[Begin DATA ENTRIES]
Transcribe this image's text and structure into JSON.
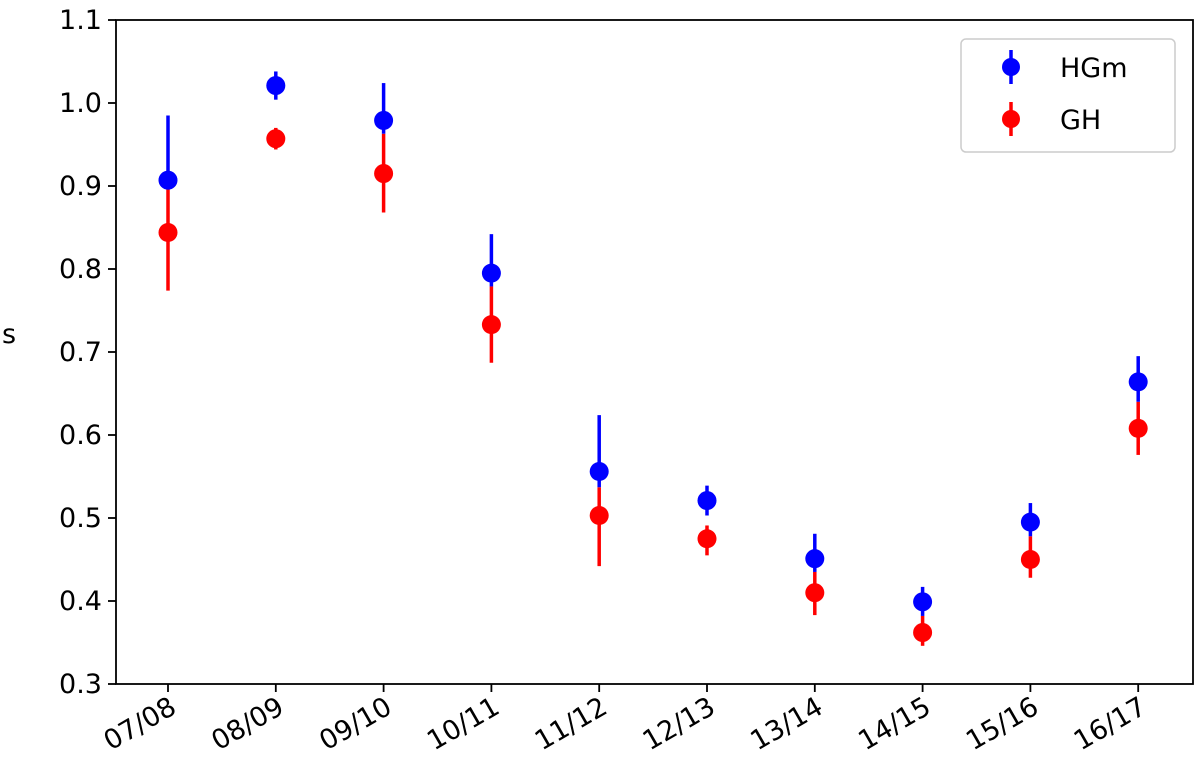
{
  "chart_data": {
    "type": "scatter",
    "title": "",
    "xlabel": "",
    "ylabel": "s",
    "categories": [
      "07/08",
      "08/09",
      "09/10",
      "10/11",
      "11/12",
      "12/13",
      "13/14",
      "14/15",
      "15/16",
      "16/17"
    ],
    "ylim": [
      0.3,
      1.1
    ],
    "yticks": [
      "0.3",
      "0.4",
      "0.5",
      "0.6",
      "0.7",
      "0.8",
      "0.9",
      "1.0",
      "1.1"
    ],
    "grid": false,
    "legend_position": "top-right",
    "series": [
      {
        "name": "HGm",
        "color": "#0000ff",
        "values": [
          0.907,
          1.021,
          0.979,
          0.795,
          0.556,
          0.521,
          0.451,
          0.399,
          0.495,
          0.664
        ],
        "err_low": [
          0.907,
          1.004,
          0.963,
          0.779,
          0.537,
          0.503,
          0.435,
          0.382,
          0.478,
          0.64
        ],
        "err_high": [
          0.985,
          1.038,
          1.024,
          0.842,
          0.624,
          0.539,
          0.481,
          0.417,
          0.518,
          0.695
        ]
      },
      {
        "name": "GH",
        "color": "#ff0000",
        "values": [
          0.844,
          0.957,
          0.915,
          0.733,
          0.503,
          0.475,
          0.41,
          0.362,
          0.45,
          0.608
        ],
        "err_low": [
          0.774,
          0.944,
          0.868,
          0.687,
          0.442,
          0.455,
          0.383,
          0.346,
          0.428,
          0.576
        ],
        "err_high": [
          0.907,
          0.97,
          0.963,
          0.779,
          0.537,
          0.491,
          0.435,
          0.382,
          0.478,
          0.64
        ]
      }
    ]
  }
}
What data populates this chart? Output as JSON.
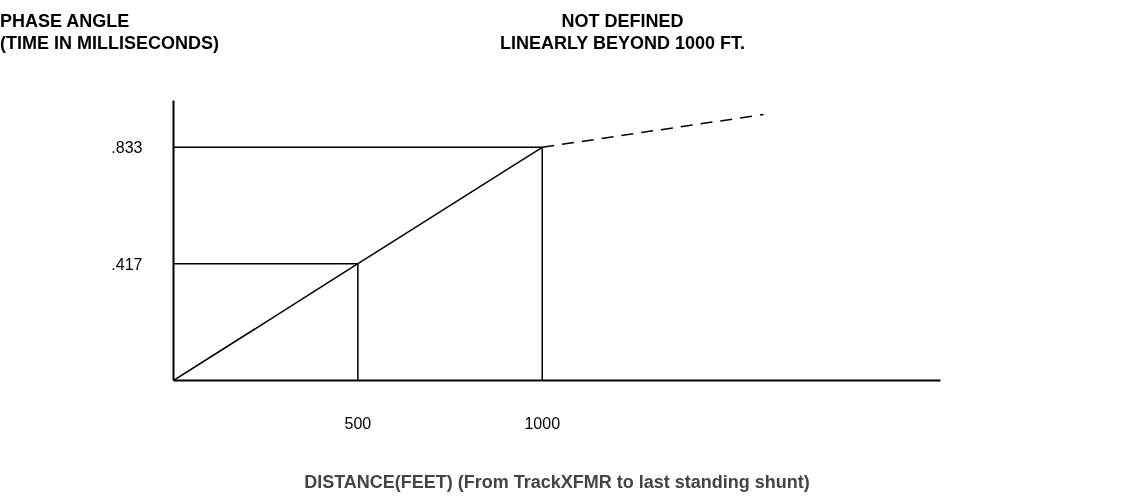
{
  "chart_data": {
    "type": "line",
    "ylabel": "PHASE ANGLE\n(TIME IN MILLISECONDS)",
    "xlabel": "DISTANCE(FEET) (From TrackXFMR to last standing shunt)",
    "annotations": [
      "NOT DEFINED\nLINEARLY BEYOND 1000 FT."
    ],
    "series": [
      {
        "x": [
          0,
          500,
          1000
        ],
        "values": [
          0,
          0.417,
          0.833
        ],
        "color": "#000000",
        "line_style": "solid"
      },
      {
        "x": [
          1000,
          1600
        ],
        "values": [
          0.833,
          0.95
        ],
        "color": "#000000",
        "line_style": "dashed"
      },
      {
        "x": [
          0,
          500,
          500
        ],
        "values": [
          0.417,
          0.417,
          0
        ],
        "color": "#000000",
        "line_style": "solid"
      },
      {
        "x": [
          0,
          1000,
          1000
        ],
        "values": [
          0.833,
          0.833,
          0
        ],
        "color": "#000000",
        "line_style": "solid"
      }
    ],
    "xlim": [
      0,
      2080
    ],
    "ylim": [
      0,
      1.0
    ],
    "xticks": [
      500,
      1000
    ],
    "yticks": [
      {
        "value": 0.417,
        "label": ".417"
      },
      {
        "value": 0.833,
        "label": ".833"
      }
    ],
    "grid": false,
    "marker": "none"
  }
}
[End DATA ENTRIES]
# GOAL OF THE EXERCISE
Copy each line that holds the word "ylabel".

# CORRECT RESULT
    "ylabel": "s",
    "ylabel": "PHASE ANGLE\n(TIME IN MILLISECONDS)",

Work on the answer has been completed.